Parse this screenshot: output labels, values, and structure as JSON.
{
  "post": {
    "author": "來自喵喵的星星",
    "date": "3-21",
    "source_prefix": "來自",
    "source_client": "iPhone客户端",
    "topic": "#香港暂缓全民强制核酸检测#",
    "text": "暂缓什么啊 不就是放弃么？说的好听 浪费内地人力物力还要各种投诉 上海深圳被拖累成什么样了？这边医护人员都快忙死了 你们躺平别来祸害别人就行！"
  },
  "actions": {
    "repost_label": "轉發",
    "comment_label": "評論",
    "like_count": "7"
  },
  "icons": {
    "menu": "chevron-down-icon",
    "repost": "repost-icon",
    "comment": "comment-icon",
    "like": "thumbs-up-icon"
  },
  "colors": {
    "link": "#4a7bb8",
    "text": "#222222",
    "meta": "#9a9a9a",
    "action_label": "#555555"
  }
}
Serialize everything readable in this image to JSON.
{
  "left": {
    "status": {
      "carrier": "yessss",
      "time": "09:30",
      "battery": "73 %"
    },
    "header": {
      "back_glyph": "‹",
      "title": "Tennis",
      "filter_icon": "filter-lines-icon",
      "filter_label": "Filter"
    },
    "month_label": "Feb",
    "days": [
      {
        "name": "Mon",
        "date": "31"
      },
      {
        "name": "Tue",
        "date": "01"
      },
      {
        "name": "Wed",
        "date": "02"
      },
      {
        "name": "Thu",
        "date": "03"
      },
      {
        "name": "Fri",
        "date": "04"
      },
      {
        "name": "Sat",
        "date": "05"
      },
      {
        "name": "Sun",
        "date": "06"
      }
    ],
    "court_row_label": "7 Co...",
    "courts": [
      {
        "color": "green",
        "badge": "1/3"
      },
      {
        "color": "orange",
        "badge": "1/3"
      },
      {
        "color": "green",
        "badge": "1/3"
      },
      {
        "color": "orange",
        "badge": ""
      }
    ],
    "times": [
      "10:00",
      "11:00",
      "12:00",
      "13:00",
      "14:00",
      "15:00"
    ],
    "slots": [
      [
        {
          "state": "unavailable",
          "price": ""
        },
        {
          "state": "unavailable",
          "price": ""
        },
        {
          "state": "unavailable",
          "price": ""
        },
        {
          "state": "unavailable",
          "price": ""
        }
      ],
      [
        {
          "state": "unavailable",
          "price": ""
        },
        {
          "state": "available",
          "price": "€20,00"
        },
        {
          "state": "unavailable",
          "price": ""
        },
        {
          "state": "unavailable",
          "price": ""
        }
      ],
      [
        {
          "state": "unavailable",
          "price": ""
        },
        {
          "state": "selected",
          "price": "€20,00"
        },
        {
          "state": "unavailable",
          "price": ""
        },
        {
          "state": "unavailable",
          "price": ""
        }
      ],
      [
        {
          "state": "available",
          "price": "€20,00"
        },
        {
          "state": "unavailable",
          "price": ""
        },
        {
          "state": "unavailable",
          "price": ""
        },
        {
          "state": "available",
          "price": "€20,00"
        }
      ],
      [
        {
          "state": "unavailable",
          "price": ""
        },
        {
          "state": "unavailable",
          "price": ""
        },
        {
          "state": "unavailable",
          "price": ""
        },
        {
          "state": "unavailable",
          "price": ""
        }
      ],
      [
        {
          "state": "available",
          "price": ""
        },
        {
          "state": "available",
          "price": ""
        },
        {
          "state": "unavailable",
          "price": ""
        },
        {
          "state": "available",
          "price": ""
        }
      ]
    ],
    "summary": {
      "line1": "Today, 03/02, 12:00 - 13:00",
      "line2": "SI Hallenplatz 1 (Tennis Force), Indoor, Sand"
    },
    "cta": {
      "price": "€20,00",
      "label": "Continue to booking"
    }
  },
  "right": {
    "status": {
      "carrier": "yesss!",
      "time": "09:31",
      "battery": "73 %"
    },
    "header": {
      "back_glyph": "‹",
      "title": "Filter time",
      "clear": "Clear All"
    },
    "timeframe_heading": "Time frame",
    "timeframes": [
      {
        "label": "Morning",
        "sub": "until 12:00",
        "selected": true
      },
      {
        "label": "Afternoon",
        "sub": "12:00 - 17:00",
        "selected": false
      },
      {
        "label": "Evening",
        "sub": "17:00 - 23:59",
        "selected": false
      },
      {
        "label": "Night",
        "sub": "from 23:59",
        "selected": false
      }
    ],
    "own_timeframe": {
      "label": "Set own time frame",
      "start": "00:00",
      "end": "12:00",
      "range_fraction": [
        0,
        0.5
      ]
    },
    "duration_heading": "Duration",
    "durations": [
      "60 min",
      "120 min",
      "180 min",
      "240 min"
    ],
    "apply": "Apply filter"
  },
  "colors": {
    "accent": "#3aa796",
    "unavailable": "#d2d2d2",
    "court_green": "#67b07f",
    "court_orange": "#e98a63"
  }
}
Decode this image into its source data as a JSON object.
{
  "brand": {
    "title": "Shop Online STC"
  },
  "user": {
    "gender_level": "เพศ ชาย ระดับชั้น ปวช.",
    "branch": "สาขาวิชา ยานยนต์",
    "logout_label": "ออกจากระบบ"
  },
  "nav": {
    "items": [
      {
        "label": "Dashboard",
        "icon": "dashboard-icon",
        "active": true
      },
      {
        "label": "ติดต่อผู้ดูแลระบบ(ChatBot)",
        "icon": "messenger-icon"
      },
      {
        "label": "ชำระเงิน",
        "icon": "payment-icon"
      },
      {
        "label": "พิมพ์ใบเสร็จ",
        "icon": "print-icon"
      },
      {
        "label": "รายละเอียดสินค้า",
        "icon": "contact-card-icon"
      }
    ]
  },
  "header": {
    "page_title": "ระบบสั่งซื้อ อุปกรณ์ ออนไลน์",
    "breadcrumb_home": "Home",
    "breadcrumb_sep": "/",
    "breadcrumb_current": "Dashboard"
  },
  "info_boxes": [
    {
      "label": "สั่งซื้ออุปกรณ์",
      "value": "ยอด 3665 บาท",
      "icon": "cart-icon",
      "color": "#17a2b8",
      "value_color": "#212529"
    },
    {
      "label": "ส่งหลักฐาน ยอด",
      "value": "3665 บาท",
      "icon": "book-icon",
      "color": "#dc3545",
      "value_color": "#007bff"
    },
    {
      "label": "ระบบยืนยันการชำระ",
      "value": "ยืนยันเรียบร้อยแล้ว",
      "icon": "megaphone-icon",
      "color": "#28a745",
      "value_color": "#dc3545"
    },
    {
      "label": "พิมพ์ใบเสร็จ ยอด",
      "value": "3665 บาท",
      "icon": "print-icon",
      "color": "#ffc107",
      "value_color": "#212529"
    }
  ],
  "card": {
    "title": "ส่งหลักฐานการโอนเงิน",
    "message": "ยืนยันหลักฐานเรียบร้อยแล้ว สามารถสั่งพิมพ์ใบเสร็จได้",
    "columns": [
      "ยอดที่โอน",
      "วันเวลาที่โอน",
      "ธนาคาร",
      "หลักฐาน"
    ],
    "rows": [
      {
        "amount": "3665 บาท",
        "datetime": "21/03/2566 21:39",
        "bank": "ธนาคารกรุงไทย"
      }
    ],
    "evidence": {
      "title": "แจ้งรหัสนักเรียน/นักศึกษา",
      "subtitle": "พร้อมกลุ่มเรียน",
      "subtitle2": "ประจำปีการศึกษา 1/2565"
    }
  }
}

:::::

→ **To do**: Read the entries and pick out all lines that include the word "ปกรณ".

→ **Answer to this exercise**:
    "page_title": "ระบบสั่งซื้อ อุปกรณ์ ออนไลน์",
      "label": "สั่งซื้ออุปกรณ์",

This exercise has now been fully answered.